Exercise objective –
Collect every line of the records below that contains the word "this".

Listed records –
....
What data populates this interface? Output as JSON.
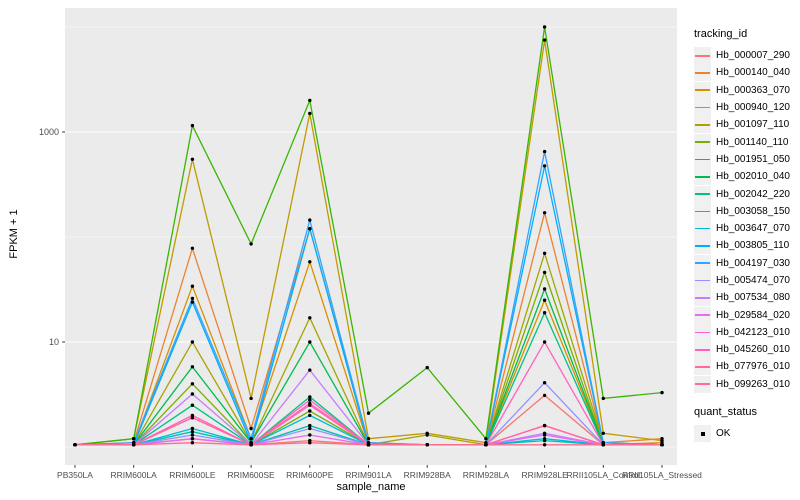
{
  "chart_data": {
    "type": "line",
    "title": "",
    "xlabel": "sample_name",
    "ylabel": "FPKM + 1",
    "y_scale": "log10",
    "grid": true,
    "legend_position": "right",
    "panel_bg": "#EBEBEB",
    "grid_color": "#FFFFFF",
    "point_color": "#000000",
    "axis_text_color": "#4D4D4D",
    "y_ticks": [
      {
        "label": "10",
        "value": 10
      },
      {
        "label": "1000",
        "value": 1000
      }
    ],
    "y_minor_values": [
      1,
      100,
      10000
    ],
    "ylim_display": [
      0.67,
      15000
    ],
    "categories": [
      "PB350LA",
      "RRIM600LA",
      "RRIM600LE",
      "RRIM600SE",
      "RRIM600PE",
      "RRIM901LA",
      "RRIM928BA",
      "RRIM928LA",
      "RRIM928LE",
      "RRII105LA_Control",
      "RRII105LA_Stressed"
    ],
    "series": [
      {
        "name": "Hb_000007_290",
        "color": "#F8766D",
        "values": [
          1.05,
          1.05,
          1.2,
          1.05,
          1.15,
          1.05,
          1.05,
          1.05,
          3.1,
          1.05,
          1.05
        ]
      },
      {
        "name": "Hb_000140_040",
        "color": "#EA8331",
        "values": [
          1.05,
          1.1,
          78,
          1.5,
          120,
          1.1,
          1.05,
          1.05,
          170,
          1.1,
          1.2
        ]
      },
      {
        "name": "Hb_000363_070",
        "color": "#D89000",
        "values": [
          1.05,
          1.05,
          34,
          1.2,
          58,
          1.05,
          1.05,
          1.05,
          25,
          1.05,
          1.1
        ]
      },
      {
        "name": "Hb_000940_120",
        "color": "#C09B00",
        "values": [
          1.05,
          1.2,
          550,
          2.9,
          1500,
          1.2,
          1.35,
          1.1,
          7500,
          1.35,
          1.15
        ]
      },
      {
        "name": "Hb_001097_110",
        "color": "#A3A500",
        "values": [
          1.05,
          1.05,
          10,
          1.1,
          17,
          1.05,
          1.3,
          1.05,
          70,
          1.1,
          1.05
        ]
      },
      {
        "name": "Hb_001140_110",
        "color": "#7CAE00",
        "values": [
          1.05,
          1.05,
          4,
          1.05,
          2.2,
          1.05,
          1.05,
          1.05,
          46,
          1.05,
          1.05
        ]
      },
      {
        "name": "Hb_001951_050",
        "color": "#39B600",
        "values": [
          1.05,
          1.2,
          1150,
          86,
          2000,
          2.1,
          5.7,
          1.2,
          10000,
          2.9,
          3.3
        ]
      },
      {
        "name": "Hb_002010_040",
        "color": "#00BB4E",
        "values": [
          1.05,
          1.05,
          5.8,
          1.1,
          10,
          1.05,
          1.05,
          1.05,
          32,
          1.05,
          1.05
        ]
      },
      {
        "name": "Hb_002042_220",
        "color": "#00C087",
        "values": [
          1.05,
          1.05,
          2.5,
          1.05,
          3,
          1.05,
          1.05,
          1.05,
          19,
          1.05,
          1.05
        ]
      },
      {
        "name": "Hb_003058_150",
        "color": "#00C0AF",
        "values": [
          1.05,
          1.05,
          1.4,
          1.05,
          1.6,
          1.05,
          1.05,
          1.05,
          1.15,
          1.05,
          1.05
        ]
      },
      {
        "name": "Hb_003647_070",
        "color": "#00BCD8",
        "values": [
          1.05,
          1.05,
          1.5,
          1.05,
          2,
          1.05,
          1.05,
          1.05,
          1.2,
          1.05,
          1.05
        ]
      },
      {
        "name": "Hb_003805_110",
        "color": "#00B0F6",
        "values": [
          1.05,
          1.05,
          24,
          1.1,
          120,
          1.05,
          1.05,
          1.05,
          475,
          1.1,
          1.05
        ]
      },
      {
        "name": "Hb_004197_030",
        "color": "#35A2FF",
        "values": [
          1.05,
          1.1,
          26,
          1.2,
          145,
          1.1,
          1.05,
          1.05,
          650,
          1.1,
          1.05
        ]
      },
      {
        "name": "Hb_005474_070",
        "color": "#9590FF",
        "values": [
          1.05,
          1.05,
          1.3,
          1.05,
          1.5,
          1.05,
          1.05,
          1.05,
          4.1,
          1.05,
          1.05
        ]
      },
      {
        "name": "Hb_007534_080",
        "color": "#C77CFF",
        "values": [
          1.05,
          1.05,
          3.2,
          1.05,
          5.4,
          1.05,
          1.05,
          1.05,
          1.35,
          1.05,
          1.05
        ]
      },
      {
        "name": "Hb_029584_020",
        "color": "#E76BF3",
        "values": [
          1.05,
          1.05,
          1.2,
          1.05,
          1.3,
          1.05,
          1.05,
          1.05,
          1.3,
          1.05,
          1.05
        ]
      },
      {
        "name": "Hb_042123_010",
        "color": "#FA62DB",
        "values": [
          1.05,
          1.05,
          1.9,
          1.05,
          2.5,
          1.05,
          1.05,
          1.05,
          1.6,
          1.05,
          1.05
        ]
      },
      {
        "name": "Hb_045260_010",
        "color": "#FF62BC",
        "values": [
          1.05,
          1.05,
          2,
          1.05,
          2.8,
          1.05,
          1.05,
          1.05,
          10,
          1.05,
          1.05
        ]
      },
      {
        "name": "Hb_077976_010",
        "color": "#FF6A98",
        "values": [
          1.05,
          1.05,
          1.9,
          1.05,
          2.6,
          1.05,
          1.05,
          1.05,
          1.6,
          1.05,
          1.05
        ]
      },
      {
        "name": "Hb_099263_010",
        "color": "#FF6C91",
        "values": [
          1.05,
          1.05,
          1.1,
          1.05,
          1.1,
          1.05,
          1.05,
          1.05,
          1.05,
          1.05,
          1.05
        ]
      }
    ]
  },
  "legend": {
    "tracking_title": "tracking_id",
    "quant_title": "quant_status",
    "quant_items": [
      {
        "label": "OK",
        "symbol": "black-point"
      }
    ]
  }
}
....
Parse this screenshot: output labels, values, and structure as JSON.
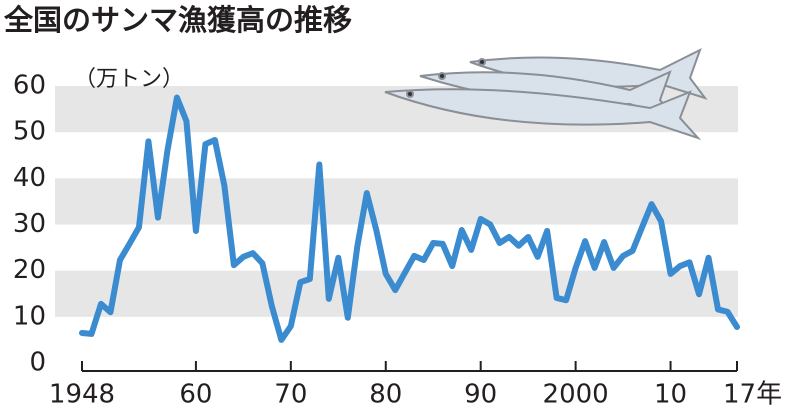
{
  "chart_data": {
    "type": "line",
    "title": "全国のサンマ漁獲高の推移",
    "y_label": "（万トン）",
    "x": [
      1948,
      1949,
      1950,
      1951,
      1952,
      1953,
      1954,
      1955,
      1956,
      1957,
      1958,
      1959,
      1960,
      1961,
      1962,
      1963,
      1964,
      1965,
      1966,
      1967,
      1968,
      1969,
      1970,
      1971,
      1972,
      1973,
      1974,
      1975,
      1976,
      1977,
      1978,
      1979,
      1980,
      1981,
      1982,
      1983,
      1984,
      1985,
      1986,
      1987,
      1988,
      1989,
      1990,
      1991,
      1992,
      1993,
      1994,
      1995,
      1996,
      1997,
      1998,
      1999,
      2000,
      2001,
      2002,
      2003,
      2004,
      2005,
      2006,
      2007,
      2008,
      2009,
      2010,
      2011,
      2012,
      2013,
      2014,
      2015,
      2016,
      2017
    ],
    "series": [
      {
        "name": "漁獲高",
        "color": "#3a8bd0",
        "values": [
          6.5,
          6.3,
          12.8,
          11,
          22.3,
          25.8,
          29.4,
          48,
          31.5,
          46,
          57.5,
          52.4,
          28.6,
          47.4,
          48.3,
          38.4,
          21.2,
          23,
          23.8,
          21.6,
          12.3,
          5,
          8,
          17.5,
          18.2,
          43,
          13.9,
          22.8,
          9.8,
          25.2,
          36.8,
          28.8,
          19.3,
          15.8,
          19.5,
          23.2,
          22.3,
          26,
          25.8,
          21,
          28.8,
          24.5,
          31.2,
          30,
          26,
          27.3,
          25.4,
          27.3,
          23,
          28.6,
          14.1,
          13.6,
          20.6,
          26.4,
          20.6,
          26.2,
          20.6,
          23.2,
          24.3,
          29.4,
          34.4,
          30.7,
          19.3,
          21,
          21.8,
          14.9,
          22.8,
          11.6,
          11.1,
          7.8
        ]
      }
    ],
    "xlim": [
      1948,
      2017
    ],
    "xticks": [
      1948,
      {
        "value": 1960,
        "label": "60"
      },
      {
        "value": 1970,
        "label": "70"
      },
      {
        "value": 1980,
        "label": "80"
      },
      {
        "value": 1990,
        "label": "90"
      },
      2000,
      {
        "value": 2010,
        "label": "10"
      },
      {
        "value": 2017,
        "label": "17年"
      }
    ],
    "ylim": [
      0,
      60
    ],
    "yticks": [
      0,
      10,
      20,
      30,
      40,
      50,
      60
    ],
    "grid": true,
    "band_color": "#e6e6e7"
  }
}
....
Result below –
What data populates this interface? Output as JSON.
Parse this screenshot: output labels, values, and structure as JSON.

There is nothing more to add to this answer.